## Short problem
In the records below, pick out all lines containing the word "Lateral".

+ + + + +

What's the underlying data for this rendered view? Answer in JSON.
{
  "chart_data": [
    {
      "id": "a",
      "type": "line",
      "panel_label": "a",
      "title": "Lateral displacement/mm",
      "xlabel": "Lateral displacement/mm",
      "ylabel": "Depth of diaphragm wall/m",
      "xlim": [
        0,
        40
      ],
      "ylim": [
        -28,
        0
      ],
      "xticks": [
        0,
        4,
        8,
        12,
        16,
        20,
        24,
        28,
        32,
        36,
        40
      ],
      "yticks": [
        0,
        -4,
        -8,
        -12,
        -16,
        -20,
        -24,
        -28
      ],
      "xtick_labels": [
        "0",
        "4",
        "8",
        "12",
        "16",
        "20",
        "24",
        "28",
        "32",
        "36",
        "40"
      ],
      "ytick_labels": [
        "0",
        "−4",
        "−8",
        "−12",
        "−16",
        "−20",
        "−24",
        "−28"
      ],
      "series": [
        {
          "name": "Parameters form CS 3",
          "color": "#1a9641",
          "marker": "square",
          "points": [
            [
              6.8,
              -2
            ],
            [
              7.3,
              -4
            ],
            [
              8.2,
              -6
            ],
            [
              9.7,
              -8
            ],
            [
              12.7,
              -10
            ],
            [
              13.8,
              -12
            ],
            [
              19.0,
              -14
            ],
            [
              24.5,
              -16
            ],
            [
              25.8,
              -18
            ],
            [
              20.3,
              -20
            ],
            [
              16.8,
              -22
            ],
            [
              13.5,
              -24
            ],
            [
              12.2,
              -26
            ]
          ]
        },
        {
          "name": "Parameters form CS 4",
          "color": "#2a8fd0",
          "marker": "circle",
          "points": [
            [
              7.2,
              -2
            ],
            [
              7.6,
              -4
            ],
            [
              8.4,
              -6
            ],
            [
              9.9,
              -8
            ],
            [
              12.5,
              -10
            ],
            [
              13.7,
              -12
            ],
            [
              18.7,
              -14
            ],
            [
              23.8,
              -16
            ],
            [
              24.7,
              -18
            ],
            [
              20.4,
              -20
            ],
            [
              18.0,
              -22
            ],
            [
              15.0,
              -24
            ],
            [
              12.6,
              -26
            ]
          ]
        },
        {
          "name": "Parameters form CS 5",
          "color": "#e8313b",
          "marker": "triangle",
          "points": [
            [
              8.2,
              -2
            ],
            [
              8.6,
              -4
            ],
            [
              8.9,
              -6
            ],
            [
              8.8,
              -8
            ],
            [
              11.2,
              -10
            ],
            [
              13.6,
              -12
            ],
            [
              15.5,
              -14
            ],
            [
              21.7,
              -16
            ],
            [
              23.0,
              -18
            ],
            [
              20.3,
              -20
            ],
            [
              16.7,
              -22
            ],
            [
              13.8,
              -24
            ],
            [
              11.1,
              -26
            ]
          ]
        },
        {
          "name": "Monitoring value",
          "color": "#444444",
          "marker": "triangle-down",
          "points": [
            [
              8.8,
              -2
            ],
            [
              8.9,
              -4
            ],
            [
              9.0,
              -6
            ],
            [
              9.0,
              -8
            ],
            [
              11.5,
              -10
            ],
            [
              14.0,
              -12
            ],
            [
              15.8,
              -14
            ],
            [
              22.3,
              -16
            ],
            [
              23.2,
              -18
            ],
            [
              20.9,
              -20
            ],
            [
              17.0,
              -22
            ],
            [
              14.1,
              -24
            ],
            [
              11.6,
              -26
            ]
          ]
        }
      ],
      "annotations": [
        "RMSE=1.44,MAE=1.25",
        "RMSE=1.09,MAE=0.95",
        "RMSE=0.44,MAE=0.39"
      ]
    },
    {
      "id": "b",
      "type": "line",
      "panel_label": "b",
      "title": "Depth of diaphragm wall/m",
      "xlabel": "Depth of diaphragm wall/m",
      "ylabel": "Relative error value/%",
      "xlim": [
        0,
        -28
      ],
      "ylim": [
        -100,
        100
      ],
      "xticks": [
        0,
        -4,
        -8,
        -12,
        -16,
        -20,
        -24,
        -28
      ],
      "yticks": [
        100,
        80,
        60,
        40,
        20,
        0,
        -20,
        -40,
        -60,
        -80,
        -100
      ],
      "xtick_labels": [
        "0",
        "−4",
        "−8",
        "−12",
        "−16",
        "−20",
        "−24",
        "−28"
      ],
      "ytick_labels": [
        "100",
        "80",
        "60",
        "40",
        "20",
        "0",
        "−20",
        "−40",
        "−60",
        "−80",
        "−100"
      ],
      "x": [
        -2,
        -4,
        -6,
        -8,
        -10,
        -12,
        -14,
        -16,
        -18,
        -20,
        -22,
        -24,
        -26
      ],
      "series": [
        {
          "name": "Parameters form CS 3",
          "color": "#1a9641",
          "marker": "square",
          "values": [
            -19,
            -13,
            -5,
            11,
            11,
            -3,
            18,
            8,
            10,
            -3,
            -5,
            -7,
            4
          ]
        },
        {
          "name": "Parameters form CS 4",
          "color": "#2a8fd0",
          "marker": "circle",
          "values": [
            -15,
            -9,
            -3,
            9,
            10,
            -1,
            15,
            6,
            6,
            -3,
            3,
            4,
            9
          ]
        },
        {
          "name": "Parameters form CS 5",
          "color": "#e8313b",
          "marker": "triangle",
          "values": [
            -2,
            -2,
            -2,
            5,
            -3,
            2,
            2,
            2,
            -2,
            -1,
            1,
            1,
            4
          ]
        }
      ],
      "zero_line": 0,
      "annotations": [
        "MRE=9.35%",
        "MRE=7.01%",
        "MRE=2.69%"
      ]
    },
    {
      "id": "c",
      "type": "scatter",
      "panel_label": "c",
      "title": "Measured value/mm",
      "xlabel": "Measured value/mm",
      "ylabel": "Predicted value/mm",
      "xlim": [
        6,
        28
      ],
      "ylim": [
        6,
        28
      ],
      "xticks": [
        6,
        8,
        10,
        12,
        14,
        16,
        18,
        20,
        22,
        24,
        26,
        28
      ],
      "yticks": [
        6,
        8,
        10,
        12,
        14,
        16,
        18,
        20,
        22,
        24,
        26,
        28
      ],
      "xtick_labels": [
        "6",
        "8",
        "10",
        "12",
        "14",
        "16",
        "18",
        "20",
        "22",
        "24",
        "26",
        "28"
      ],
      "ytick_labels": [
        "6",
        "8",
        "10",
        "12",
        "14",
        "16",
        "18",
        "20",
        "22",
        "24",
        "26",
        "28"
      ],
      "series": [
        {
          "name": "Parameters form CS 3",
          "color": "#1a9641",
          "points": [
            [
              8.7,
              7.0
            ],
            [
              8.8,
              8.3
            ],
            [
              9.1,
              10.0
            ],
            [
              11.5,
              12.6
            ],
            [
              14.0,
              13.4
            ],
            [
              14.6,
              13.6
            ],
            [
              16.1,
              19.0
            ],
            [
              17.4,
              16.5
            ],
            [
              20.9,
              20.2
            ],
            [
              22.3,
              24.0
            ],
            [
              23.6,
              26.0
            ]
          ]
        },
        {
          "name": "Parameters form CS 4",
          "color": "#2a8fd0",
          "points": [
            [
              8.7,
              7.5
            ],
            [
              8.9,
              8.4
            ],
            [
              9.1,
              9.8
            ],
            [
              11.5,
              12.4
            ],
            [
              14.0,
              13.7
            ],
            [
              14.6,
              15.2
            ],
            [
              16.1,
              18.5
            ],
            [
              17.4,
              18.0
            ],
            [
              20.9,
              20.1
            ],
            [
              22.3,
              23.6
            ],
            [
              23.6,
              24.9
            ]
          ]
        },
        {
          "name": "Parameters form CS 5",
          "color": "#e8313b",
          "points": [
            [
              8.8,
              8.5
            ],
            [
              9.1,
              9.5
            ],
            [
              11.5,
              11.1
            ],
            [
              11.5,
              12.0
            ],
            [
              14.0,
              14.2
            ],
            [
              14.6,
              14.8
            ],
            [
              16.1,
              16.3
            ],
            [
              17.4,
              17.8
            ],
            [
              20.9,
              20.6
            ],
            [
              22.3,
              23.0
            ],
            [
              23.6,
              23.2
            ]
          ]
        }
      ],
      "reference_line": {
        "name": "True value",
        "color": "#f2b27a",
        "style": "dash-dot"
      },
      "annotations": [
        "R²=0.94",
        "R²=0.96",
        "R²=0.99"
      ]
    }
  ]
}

+ + + + +

## Worked answer
      "title": "Lateral displacement/mm",
      "xlabel": "Lateral displacement/mm",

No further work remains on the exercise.